__What is asked__
How many of these lines hold the string "this"? Answer with the number only.

__Record list__
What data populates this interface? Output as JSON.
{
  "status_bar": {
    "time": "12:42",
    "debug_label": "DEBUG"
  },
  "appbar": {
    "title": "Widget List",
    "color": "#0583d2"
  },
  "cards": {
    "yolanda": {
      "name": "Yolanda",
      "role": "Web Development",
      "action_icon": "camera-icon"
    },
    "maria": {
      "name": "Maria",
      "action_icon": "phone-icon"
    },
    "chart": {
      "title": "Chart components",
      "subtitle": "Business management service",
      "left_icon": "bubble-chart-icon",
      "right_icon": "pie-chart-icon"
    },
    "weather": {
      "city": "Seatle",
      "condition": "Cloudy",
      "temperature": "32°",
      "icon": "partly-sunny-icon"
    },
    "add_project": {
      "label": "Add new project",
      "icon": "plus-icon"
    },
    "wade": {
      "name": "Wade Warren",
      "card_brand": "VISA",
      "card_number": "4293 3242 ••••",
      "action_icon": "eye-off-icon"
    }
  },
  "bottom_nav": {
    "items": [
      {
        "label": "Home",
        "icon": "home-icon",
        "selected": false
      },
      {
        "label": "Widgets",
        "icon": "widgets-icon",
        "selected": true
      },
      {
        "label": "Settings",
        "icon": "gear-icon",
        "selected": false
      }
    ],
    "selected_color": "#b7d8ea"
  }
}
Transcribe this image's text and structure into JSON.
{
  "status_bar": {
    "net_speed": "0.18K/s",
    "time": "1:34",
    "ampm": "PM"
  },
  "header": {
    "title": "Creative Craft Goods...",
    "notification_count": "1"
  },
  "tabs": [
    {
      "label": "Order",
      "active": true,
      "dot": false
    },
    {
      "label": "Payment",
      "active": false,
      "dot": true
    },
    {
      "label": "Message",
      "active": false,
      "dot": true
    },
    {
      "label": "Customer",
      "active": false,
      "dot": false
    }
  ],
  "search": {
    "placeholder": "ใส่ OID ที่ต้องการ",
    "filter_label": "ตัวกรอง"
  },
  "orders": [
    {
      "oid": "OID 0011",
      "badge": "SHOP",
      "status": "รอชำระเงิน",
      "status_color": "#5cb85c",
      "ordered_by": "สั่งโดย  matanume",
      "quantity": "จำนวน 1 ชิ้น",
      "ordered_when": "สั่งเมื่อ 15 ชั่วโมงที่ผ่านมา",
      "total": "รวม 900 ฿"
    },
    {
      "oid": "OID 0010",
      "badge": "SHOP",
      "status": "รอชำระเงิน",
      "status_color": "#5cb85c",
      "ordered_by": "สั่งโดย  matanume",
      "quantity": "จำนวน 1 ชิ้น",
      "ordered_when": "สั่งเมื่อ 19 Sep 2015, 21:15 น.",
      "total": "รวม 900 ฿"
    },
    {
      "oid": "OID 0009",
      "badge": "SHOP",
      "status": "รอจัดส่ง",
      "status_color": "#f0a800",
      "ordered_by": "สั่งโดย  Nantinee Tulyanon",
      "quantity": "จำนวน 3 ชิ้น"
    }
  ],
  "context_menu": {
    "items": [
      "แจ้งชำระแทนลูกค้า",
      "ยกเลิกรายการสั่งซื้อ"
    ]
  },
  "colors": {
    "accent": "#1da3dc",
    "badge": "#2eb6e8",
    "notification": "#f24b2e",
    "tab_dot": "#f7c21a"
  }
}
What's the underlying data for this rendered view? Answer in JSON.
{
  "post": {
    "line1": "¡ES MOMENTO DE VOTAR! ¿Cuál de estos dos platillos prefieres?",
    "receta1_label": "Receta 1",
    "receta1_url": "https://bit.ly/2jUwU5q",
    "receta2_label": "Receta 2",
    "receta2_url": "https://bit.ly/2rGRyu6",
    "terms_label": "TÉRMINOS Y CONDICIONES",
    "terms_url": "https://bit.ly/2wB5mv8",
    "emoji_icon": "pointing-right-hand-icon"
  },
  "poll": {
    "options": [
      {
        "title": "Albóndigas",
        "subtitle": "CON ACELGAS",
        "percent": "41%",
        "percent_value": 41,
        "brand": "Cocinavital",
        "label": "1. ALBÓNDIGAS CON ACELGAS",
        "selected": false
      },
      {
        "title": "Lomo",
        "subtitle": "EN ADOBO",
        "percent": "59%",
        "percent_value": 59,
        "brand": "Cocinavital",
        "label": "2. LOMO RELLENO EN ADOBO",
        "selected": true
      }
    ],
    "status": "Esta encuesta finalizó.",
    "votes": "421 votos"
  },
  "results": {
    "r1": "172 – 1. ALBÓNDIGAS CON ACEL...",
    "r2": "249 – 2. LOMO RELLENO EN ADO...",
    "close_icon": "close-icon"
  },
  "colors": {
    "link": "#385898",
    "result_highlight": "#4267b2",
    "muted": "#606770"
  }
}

__Full answer__
3